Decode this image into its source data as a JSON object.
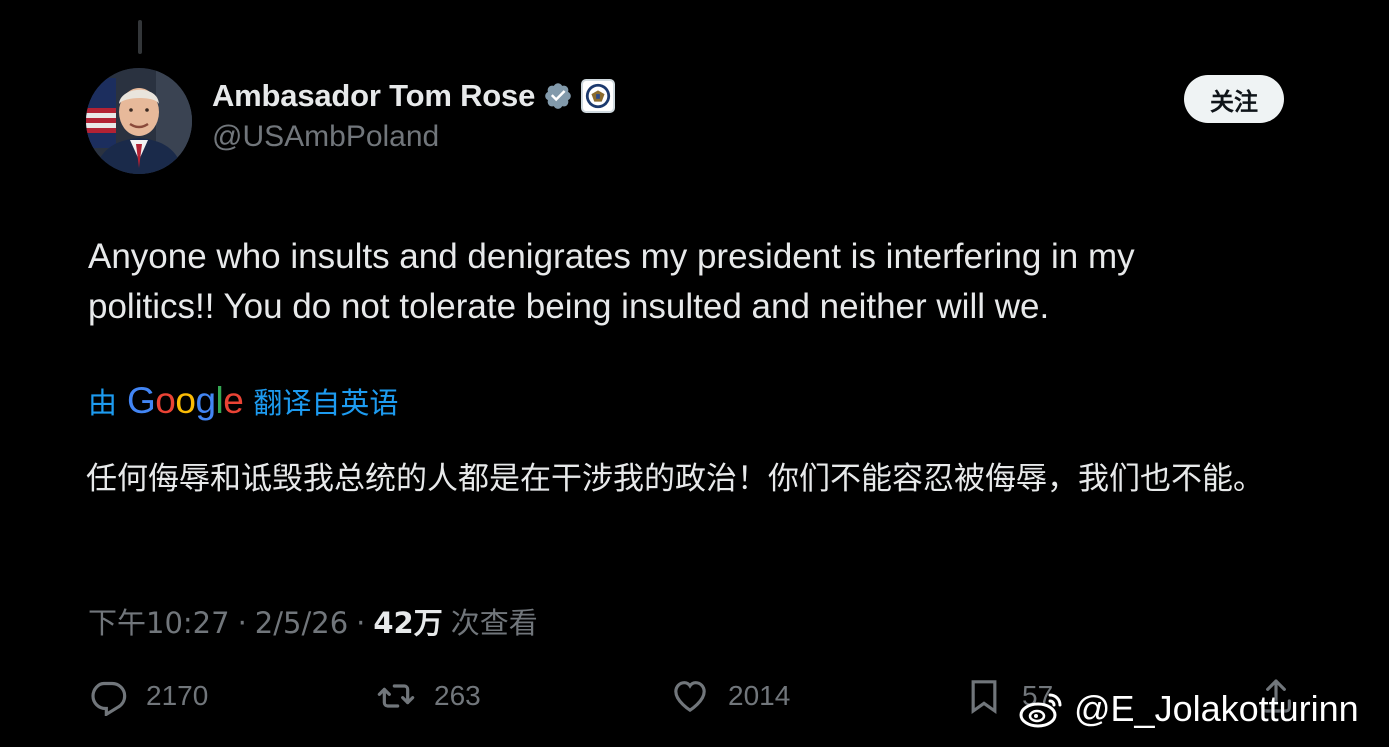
{
  "author": {
    "display_name": "Ambasador Tom Rose",
    "handle": "@USAmbPoland",
    "verified": true,
    "affiliation": "seal-icon"
  },
  "follow_button": {
    "label": "关注"
  },
  "tweet": {
    "text": "Anyone who insults and denigrates my president is interfering in my politics!! You do not tolerate being insulted and neither will we.",
    "translation_prefix": "由",
    "translation_provider": "Google",
    "translation_suffix": "翻译自英语",
    "translated_text": "任何侮辱和诋毁我总统的人都是在干涉我的政治！你们不能容忍被侮辱，我们也不能。"
  },
  "meta": {
    "time": "下午10:27",
    "separator": "·",
    "date": "2/5/26",
    "views_count": "42万",
    "views_label": "次查看"
  },
  "actions": {
    "replies": "2170",
    "retweets": "263",
    "likes": "2014",
    "bookmarks": "57"
  },
  "watermark": {
    "text": "@E_Jolakotturinn"
  },
  "colors": {
    "background": "#000000",
    "text_primary": "#e7e9ea",
    "text_secondary": "#71767b",
    "link": "#1d9bf0",
    "verified": "#829aab"
  }
}
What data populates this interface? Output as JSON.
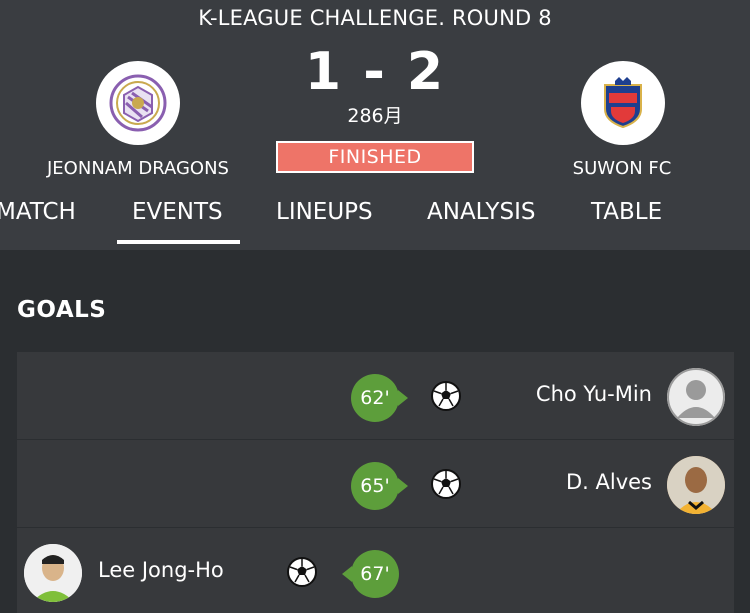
{
  "match": {
    "round_title": "K-LEAGUE CHALLENGE. ROUND 8",
    "score": "1 - 2",
    "score_sub": "286月",
    "status": "FINISHED"
  },
  "home_team": {
    "name": "JEONNAM DRAGONS",
    "logo_icon": "jeonnam-dragons-crest-icon"
  },
  "away_team": {
    "name": "SUWON FC",
    "logo_icon": "suwon-fc-crest-icon"
  },
  "tabs": [
    {
      "label": "MATCH"
    },
    {
      "label": "EVENTS",
      "active": true
    },
    {
      "label": "LINEUPS"
    },
    {
      "label": "ANALYSIS"
    },
    {
      "label": "TABLE"
    }
  ],
  "goals_section": {
    "title": "GOALS",
    "events": [
      {
        "minute": "62'",
        "player": "Cho Yu-Min",
        "side": "away",
        "icon": "soccer-ball-icon"
      },
      {
        "minute": "65'",
        "player": "D. Alves",
        "side": "away",
        "icon": "soccer-ball-icon"
      },
      {
        "minute": "67'",
        "player": "Lee Jong-Ho",
        "side": "home",
        "icon": "soccer-ball-icon"
      }
    ]
  },
  "colors": {
    "header_bg": "#3a3d41",
    "page_bg": "#2b2e31",
    "row_bg": "#37393c",
    "status_badge": "#ee7468",
    "minute_bubble": "#5d9e3b",
    "home_crest": "#8a5fb0",
    "away_crest": "#e23a3a"
  }
}
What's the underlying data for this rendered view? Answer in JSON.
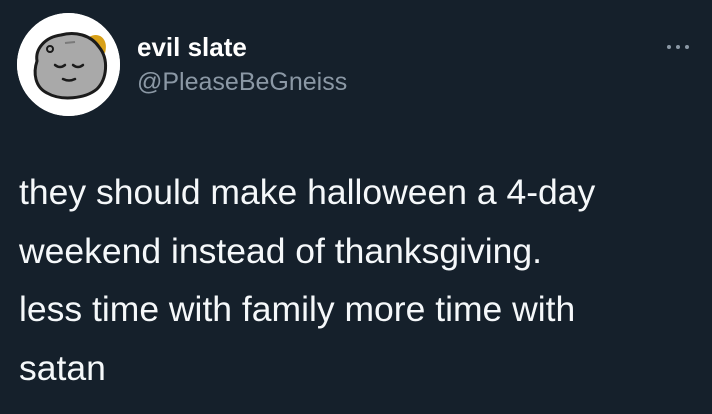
{
  "author": {
    "display_name": "evil slate",
    "handle": "@PleaseBeGneiss",
    "avatar_icon": "sleepy-rock-icon"
  },
  "menu": {
    "icon": "more-horizontal-icon"
  },
  "tweet": {
    "lines": [
      "they should make halloween a 4-day",
      "weekend instead of thanksgiving.",
      "less time with family more time with",
      "satan"
    ]
  },
  "colors": {
    "background": "#15202b",
    "text": "#f5f8fa",
    "secondary_text": "#8b98a5",
    "avatar_background": "#ffffff",
    "rock": "#a9a9a9",
    "outline": "#1b1b1b",
    "accent_gold": "#d8a018"
  }
}
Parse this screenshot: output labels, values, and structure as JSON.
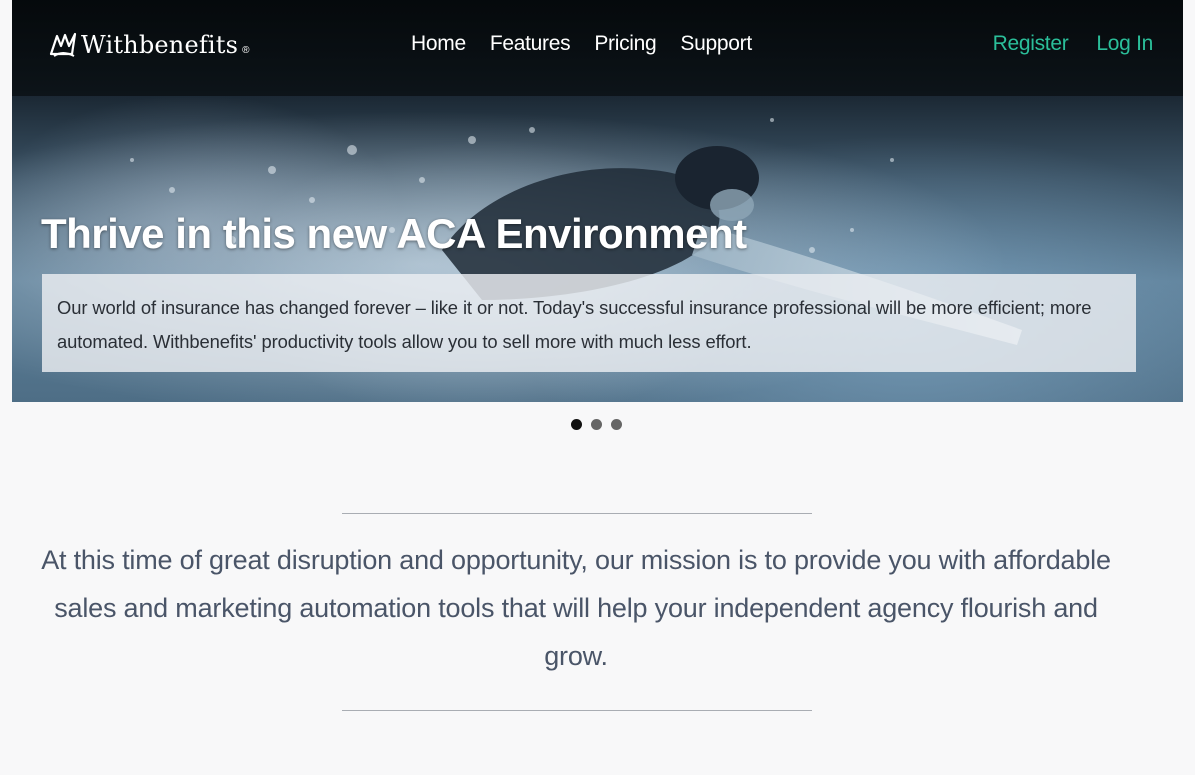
{
  "brand": {
    "name": "Withbenefits",
    "registered_mark": "®",
    "logo_icon": "stylized-w-mark-icon"
  },
  "nav": {
    "links": [
      "Home",
      "Features",
      "Pricing",
      "Support"
    ],
    "register_label": "Register",
    "login_label": "Log In"
  },
  "hero": {
    "title": "Thrive in this new ACA Environment",
    "body": "Our world of insurance has changed forever – like it or not. Today's successful insurance professional will be more efficient; more automated. Withbenefits' productivity tools allow you to sell more with much less effort.",
    "image": "underwater-swimmer-photo"
  },
  "carousel": {
    "slide_count": 3,
    "active_index": 0
  },
  "mission": {
    "text": "At this time of great disruption and opportunity, our mission is to provide you with affordable sales and marketing automation tools that will help your independent agency flourish and grow."
  },
  "colors": {
    "accent": "#2bbf9a",
    "nav_text": "#ffffff",
    "mission_text": "#4a5568",
    "page_background": "#f8f8f9"
  }
}
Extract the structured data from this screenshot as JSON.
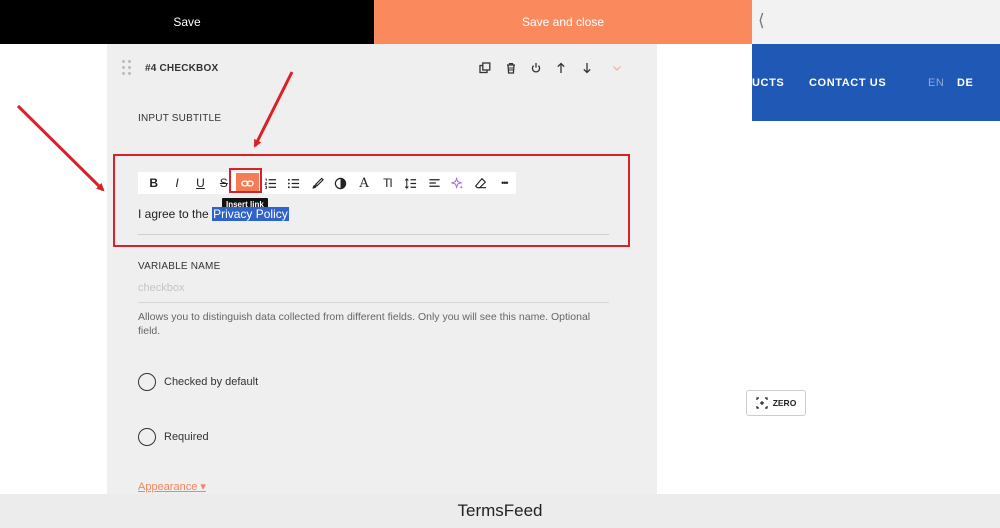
{
  "topbar": {
    "save_label": "Save",
    "save_close_label": "Save and close",
    "collapse_glyph": "⟨"
  },
  "panel": {
    "title": "#4 CHECKBOX",
    "header_icons": [
      "duplicate-icon",
      "trash-icon",
      "power-icon",
      "arrow-up-icon",
      "arrow-down-icon",
      "chevron-down-icon"
    ],
    "input_subtitle_label": "INPUT SUBTITLE",
    "toolbar_buttons": [
      "bold",
      "italic",
      "underline",
      "strikethrough",
      "insert-link",
      "ordered-list",
      "bullet-list",
      "brush",
      "color-contrast",
      "font",
      "text-size",
      "line-height",
      "align",
      "magic",
      "eraser",
      "more"
    ],
    "toolbar_glyphs": {
      "bold": "B",
      "italic": "I",
      "underline": "U",
      "strikethrough": "S",
      "font": "A",
      "text_size": "TI",
      "more": "•••"
    },
    "tooltip": "Insert link",
    "editor_text_plain": "I agree to the ",
    "editor_text_selected": "Privacy Policy",
    "variable_name_label": "VARIABLE NAME",
    "variable_name_placeholder": "checkbox",
    "help_text": "Allows you to distinguish data collected from different fields. Only you will see this name. Optional field.",
    "checked_by_default_label": "Checked by default",
    "required_label": "Required",
    "appearance_label": "Appearance",
    "appearance_caret": "▾"
  },
  "site": {
    "nav_partial": "UCTS",
    "nav_contact": "CONTACT US",
    "lang_en": "EN",
    "lang_de": "DE",
    "zero_label": "ZERO",
    "nav_color": "#1f59b5"
  },
  "footer": {
    "brand": "TermsFeed"
  },
  "colors": {
    "accent": "#fa8a5e",
    "annotation_red": "#d9212a",
    "selection_blue": "#2f63c9"
  }
}
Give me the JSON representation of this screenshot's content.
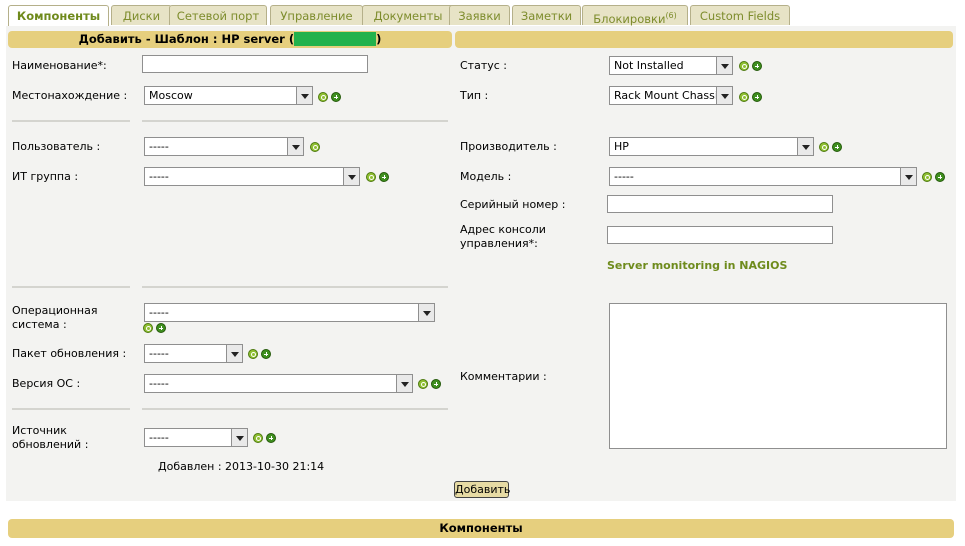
{
  "tabs": [
    {
      "label": "Компоненты",
      "active": true
    },
    {
      "label": "Диски"
    },
    {
      "label": "Сетевой порт"
    },
    {
      "label": "Управление"
    },
    {
      "label": "Документы"
    },
    {
      "label": "Заявки"
    },
    {
      "label": "Заметки"
    },
    {
      "label": "Блокировки",
      "count": "(6)"
    },
    {
      "label": "Custom Fields"
    }
  ],
  "header": {
    "title_prefix": "Добавить - Шаблон : HP server (",
    "title_suffix": ")"
  },
  "form": {
    "name_label": "Наименование*:",
    "name_value": "",
    "location_label": "Местонахождение :",
    "location_value": "Moscow",
    "user_label": "Пользователь :",
    "user_value": "-----",
    "itgroup_label": "ИТ группа :",
    "itgroup_value": "-----",
    "os_label_1": "Операционная",
    "os_label_2": "система :",
    "os_value": "-----",
    "sp_label": "Пакет обновления :",
    "sp_value": "-----",
    "osver_label": "Версия ОС :",
    "osver_value": "-----",
    "updsrc_label_1": "Источник",
    "updsrc_label_2": "обновлений :",
    "updsrc_value": "-----",
    "added": "Добавлен : 2013-10-30 21:14",
    "status_label": "Статус :",
    "status_value": "Not Installed",
    "type_label": "Тип :",
    "type_value": "Rack Mount Chassis",
    "manufacturer_label": "Производитель :",
    "manufacturer_value": "HP",
    "model_label": "Модель :",
    "model_value": "-----",
    "serial_label": "Серийный номер :",
    "serial_value": "",
    "console_label_1": "Адрес консоли",
    "console_label_2": "управления*:",
    "console_value": "",
    "nagios_link": "Server monitoring in NAGIOS",
    "comments_label": "Комментарии :",
    "submit_label": "Добавить"
  },
  "footer": {
    "title": "Компоненты"
  },
  "colors": {
    "header_bg": "#e6cf7e",
    "tab_text": "#7d8c2c",
    "link_green": "#6e8b1c",
    "redaction": "#23b24c"
  }
}
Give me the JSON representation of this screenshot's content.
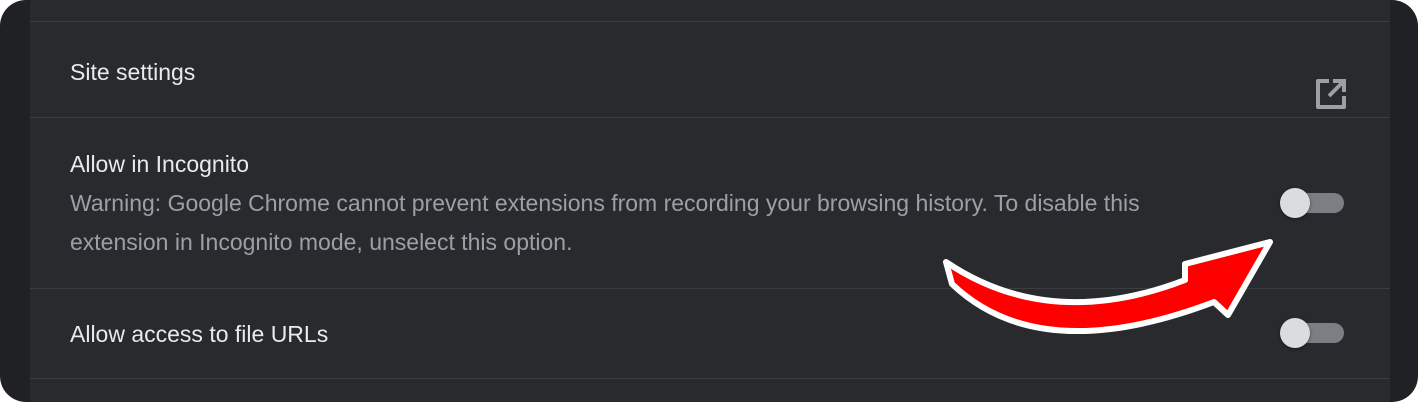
{
  "rows": [
    {
      "title": "Site settings",
      "action_icon": "open-in-new-icon"
    },
    {
      "title": "Allow in Incognito",
      "description": "Warning: Google Chrome cannot prevent extensions from recording your browsing history. To disable this extension in Incognito mode, unselect this option.",
      "enabled": false
    },
    {
      "title": "Allow access to file URLs",
      "enabled": false
    }
  ],
  "annotation": {
    "arrow_color": "#ff0000",
    "arrow_outline": "#ffffff"
  },
  "colors": {
    "background": "#202124",
    "panel": "#292a2d",
    "title_text": "#e8eaed",
    "description_text": "#9aa0a6",
    "toggle_track_off": "#7b7e83",
    "toggle_knob_off": "#dadce0"
  }
}
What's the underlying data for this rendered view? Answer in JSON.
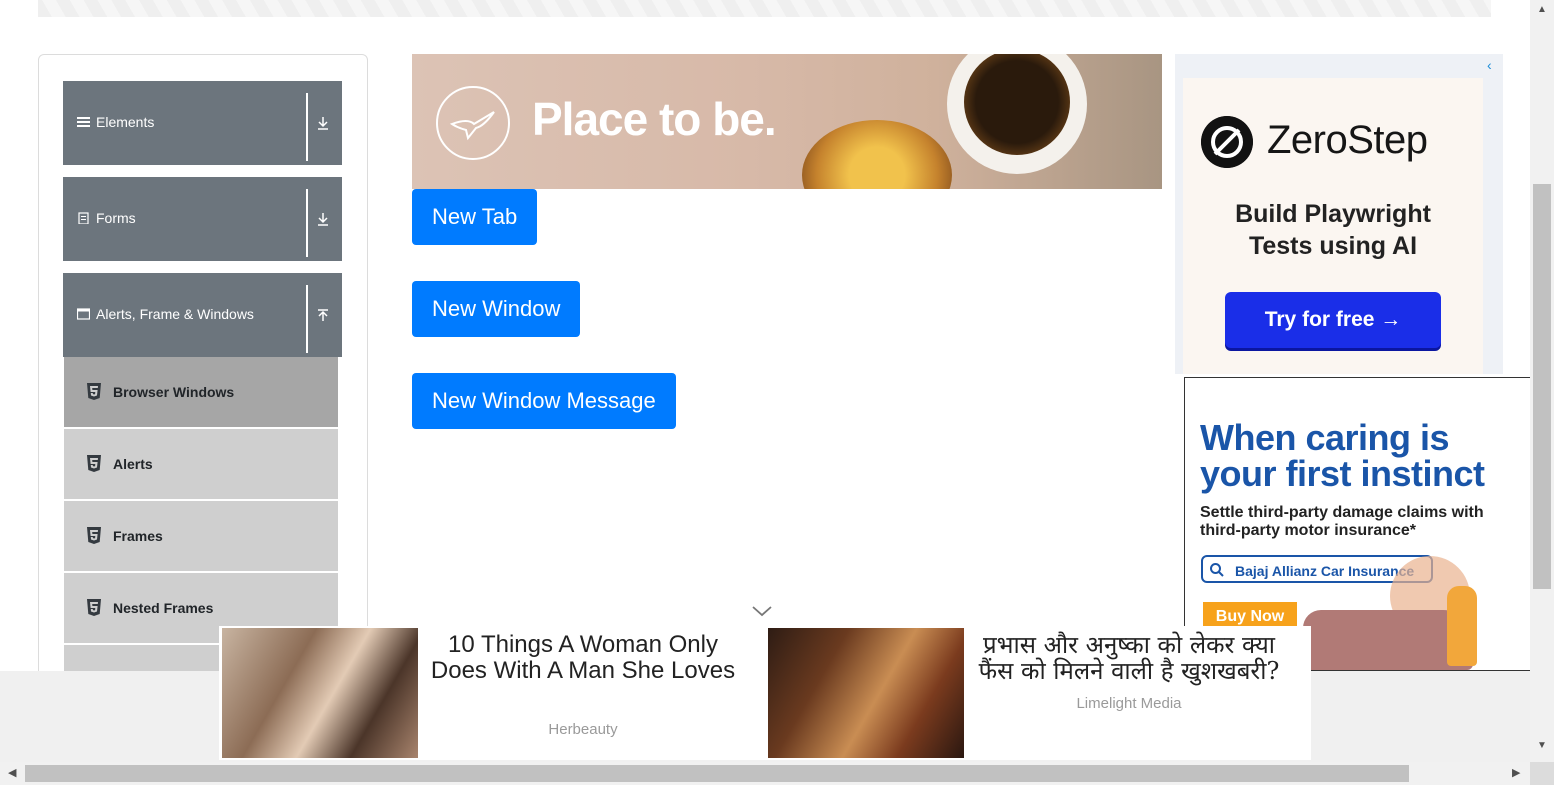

TO BE DONE:
Read the data above and pull out each line that holds the string "tools".

OUTPUT OF THE TASK:
    "body": "Our world of insurance has changed forever – like it or not. Today's successful insurance professional will be more efficient; more automated. Withbenefits' productivity tools allow you to sell more with much less effort.",
    "text": "At this time of great disruption and opportunity, our mission is to provide you with affordable sales and marketing automation tools that will help your independent agency flourish and grow."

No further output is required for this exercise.